**TASK TO COMPLETE**
Gather every line of the entries that includes the word "response".

>> start SUPPLIED DATA

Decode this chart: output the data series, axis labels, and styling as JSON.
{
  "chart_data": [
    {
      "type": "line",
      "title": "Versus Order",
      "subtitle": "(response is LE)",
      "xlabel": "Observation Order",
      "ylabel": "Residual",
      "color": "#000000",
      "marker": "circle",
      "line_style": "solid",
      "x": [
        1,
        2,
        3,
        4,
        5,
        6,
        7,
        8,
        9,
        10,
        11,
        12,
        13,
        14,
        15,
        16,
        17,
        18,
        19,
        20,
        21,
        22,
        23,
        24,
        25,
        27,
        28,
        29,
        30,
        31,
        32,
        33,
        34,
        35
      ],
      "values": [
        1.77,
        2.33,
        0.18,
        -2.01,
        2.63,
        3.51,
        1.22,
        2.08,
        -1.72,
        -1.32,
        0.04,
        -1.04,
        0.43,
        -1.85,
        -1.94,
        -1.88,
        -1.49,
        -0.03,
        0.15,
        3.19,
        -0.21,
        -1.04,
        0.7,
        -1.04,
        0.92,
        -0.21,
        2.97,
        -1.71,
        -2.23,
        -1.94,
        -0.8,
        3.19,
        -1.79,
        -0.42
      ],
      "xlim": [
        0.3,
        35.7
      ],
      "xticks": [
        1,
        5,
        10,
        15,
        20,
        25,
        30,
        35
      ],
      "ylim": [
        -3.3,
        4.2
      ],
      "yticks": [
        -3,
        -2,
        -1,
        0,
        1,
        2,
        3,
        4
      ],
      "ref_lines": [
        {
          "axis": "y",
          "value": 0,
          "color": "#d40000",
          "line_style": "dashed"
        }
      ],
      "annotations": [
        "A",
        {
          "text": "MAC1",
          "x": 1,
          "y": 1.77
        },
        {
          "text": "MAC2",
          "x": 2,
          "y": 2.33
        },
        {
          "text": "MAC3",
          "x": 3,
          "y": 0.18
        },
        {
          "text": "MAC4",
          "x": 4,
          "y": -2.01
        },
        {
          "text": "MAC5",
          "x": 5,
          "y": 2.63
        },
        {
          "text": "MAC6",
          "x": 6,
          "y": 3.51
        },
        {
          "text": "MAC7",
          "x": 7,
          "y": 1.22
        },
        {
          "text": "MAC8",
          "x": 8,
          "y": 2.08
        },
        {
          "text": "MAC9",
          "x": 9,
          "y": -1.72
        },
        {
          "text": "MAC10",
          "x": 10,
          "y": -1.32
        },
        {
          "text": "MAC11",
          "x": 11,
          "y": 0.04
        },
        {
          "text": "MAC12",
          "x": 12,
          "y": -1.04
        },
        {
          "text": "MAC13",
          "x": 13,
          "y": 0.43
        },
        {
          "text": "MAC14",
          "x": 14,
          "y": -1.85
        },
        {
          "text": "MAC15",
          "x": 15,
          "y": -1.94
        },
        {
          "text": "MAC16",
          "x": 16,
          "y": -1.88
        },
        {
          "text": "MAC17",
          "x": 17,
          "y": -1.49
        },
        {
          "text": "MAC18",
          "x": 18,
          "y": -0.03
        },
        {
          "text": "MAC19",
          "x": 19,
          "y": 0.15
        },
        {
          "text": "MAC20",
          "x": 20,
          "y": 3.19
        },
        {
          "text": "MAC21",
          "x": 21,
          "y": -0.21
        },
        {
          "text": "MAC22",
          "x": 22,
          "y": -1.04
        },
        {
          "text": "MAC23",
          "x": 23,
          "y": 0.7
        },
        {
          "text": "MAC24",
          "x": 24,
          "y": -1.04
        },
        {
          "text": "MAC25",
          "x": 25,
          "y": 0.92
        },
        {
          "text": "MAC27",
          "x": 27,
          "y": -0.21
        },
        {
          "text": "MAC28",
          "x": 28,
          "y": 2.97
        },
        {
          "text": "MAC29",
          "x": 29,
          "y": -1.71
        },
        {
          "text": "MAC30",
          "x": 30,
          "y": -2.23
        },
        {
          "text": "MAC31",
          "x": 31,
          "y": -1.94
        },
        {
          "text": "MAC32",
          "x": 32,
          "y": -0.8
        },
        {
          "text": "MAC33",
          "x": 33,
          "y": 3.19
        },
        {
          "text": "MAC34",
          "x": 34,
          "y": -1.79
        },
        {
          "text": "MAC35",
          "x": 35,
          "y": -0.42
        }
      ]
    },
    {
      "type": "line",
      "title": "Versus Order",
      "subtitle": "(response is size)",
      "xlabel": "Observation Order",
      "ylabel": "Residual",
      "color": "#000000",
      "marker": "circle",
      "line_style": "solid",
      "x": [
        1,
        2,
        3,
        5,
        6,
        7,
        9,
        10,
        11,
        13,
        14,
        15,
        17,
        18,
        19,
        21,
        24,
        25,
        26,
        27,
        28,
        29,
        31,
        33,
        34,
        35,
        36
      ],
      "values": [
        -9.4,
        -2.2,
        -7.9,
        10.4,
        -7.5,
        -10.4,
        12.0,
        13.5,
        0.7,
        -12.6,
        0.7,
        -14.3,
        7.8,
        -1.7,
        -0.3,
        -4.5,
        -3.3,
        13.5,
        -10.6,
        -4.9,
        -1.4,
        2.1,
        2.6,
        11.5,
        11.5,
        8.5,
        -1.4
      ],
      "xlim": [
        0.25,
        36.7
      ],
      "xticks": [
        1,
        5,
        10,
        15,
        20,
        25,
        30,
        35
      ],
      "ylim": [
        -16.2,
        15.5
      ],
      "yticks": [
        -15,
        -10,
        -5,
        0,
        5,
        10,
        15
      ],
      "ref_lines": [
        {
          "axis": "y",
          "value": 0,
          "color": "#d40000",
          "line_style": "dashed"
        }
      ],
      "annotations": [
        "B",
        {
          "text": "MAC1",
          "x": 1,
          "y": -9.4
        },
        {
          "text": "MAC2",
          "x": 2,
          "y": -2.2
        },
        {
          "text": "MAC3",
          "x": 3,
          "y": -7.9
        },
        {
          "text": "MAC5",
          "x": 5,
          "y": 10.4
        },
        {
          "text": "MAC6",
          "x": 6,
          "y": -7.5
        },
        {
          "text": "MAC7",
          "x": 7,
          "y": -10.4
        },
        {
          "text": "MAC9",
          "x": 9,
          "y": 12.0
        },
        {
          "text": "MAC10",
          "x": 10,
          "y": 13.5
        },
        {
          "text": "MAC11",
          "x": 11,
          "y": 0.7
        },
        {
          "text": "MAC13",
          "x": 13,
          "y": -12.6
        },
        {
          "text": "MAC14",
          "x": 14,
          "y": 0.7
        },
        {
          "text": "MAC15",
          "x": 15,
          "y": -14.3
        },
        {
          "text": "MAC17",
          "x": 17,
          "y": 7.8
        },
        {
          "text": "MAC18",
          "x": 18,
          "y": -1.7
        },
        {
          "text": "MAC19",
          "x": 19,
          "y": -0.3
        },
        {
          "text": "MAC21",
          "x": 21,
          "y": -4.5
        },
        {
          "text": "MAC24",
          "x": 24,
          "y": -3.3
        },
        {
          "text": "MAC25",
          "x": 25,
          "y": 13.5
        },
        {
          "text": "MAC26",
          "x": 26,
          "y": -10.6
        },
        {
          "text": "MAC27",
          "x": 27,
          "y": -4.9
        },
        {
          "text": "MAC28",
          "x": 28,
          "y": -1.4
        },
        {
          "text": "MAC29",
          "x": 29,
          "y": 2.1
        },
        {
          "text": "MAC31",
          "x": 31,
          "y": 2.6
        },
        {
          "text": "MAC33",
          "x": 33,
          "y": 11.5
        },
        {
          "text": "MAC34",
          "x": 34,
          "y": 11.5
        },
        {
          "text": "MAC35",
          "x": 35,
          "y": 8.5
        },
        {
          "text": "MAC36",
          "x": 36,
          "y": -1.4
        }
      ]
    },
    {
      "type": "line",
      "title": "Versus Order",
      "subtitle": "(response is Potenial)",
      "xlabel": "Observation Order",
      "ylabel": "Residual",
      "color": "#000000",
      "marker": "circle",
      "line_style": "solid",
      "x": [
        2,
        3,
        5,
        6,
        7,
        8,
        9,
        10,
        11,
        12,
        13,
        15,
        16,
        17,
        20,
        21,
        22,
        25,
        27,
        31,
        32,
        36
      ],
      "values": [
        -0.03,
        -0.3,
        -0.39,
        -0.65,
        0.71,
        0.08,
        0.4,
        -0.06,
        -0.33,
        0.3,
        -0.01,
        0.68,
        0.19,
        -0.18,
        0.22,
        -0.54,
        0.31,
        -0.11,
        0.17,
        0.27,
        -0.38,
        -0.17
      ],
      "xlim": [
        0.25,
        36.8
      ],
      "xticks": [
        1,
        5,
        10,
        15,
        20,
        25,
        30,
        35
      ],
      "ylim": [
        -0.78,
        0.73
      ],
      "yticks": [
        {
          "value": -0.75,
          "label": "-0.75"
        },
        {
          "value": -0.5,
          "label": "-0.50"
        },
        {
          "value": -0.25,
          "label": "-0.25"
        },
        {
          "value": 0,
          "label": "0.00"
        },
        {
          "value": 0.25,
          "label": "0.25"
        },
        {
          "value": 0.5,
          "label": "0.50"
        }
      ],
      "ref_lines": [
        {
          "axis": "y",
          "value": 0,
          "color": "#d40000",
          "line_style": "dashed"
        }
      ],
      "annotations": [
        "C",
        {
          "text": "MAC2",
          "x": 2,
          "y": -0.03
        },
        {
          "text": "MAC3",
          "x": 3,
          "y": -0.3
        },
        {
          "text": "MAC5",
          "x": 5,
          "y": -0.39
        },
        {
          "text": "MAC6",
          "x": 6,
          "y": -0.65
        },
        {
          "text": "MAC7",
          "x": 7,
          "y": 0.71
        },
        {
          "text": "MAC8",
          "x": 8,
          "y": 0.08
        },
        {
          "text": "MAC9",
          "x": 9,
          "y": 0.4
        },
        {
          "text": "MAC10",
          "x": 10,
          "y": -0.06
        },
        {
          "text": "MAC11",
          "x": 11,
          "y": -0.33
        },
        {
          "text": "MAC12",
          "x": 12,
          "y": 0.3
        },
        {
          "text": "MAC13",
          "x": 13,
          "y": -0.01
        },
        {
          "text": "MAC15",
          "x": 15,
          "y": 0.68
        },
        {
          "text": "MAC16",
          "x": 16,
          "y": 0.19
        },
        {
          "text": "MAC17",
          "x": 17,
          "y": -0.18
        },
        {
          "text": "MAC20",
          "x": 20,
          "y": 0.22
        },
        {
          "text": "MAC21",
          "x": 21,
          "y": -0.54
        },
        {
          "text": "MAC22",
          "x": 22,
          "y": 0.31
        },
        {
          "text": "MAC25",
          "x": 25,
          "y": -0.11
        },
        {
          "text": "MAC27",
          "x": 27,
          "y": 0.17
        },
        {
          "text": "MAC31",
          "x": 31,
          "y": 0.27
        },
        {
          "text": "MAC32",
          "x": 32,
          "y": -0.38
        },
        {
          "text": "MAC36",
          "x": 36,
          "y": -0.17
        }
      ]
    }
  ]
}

>> end SUPPLIED DATA

**WRITTEN SOLUTION**
      "subtitle": "(response is LE)",
      "subtitle": "(response is size)",
      "subtitle": "(response is Potenial)",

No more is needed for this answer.